▶ **Request**
Copy out each line that includes the word "ylabel".

☆ ☆ ☆ ☆

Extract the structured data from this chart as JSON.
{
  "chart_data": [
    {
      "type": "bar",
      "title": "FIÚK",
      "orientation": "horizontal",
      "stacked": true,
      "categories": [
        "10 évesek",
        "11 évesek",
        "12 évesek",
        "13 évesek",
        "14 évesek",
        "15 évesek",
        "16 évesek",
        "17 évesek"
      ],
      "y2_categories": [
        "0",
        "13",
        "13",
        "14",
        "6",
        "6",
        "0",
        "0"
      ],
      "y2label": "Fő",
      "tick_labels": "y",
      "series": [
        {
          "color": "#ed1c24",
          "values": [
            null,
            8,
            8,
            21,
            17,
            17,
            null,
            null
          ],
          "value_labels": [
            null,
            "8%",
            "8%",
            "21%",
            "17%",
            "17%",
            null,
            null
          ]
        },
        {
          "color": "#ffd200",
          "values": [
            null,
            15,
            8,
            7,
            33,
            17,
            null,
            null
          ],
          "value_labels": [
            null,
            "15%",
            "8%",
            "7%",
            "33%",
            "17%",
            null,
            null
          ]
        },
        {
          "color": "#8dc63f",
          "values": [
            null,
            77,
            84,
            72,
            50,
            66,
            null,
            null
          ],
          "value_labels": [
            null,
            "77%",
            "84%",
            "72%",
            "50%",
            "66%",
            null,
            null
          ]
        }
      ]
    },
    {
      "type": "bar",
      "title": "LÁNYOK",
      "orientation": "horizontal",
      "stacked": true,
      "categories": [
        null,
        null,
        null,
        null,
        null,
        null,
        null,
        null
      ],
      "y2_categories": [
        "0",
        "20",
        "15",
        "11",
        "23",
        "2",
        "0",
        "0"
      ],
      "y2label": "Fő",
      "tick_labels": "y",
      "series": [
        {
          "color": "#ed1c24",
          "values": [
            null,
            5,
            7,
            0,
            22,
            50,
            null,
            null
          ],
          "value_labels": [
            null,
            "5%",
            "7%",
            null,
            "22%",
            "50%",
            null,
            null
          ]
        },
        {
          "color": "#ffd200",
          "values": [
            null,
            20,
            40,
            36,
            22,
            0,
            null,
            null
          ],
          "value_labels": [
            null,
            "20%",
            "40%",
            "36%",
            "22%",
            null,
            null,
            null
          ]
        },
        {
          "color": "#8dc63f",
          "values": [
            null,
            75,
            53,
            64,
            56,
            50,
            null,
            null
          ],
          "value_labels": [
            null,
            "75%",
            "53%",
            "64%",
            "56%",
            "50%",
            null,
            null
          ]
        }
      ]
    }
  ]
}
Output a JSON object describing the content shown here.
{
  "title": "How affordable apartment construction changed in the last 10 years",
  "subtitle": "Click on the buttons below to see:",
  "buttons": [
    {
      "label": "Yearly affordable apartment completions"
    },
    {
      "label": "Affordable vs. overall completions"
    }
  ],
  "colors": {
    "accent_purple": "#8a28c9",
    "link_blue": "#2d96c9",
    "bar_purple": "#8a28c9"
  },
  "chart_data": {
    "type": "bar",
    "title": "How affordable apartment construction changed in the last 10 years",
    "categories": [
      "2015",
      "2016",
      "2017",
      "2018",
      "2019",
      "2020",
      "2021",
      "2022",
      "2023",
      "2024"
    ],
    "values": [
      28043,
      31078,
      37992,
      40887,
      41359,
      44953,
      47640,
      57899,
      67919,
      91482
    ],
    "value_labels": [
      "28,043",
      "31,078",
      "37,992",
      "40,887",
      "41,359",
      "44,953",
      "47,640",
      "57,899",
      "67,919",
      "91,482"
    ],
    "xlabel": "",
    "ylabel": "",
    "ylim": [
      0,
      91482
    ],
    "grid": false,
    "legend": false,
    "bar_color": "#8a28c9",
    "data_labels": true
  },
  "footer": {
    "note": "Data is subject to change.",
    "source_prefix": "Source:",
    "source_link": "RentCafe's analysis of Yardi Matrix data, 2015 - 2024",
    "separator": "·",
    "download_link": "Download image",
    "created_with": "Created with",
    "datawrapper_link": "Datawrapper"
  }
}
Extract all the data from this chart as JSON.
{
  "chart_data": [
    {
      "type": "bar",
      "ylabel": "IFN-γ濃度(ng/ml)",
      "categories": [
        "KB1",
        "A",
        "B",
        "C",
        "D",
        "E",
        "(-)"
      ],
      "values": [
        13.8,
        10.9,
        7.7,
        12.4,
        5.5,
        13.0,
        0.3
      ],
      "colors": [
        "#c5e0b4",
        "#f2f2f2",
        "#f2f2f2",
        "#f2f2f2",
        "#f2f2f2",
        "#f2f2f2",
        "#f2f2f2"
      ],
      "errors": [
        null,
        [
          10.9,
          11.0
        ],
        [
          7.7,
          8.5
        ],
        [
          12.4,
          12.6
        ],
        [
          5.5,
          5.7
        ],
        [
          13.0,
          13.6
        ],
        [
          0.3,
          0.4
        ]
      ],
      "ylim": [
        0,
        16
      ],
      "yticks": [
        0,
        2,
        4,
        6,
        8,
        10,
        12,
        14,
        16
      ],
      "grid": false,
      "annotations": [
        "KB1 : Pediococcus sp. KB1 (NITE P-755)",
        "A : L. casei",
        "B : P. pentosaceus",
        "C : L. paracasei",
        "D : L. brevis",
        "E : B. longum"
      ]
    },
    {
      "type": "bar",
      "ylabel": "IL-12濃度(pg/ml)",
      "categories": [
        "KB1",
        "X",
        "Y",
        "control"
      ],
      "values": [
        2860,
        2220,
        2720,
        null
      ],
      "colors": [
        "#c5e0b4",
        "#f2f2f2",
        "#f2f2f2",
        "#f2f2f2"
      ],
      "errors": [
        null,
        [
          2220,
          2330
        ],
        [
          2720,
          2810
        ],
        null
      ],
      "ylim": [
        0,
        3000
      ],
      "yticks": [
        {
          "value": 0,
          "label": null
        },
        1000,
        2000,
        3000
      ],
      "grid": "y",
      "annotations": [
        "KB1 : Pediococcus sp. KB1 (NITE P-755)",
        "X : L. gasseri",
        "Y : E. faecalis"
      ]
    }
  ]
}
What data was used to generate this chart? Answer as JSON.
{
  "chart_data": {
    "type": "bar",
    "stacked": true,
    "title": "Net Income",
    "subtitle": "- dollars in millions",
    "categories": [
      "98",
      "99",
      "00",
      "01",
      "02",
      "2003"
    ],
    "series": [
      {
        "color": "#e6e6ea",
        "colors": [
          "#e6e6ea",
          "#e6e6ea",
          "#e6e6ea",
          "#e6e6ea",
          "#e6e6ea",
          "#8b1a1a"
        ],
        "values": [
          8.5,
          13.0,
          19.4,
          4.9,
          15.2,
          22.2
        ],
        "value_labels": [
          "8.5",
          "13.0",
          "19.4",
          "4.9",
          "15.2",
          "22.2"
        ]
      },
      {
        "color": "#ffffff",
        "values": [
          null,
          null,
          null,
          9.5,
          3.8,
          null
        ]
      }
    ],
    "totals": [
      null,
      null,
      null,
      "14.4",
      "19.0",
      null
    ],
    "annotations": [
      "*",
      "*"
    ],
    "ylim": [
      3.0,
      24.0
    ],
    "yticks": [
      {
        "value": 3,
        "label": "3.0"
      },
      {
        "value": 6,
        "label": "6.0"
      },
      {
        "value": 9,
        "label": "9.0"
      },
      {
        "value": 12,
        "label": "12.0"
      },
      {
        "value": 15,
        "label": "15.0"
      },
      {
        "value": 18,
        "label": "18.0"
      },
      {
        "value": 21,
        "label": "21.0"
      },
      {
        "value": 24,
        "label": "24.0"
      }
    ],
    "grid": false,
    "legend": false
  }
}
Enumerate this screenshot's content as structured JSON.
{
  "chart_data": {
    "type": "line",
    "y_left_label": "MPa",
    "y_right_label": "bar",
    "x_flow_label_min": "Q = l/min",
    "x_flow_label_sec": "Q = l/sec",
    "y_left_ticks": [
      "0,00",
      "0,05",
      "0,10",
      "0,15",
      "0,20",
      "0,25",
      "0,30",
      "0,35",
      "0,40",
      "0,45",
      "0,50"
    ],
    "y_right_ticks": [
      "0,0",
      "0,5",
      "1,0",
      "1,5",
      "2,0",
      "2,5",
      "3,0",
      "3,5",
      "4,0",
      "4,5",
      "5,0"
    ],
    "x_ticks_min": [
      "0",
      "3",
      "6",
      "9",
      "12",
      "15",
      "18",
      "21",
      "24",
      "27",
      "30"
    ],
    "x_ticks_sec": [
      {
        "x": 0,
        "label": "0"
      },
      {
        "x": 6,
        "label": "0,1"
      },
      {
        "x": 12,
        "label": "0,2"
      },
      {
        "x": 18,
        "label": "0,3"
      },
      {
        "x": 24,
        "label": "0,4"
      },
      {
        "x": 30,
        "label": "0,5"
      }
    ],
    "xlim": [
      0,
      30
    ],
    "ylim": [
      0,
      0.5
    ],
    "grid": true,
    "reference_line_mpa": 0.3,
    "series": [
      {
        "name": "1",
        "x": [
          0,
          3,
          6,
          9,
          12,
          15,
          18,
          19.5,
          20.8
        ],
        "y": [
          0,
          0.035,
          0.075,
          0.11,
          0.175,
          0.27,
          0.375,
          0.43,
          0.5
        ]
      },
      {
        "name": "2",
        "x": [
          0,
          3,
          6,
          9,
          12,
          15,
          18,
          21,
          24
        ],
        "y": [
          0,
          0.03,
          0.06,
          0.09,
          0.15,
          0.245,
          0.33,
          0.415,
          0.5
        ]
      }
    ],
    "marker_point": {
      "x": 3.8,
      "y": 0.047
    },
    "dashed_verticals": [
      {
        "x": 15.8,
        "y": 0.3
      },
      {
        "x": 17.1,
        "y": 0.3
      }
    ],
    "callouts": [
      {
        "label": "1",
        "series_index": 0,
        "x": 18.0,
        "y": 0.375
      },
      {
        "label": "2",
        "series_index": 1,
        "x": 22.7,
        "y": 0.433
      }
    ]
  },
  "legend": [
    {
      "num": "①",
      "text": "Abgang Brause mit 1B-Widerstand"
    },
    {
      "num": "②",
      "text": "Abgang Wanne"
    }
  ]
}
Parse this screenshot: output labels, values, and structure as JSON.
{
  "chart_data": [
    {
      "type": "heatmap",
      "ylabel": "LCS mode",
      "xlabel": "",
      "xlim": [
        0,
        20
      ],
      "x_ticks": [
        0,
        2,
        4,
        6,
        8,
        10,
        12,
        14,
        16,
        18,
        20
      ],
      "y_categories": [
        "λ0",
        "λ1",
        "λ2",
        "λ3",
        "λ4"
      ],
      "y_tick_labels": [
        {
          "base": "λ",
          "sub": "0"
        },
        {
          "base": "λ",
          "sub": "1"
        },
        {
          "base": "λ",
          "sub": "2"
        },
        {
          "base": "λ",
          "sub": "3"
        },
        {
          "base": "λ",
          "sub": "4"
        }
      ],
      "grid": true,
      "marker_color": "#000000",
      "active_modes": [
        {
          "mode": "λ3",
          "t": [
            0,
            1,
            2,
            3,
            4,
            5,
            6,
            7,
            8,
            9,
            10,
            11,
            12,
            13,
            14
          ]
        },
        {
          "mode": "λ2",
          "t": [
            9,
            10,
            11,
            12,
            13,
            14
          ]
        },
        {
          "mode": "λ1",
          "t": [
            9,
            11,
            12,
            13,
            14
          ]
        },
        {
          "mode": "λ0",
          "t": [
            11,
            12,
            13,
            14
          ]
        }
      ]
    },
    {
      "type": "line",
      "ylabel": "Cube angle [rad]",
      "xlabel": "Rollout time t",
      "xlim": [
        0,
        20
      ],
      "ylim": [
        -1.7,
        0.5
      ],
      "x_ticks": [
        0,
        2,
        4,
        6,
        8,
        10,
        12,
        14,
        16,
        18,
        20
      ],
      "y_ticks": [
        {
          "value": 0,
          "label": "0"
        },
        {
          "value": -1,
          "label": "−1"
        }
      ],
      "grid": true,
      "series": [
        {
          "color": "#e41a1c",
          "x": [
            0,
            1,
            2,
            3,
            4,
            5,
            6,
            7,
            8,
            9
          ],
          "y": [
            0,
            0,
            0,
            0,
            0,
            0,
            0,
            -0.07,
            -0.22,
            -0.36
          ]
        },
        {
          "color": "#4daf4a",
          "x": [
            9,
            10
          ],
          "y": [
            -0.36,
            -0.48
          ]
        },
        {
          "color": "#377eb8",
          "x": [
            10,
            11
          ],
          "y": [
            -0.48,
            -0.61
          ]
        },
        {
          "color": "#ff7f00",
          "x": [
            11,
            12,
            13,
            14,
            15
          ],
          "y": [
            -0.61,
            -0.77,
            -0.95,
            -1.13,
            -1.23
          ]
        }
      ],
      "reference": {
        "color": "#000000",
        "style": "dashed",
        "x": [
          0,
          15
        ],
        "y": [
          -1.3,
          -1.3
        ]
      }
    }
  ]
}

☆ ☆ ☆ ☆

▶ **Worked answer**
    "ylabel": "",
      "ylabel": "IFN-γ濃度(ng/ml)",
      "ylabel": "IL-12濃度(pg/ml)",
      "ylabel": "LCS mode",
      "ylabel": "Cube angle [rad]",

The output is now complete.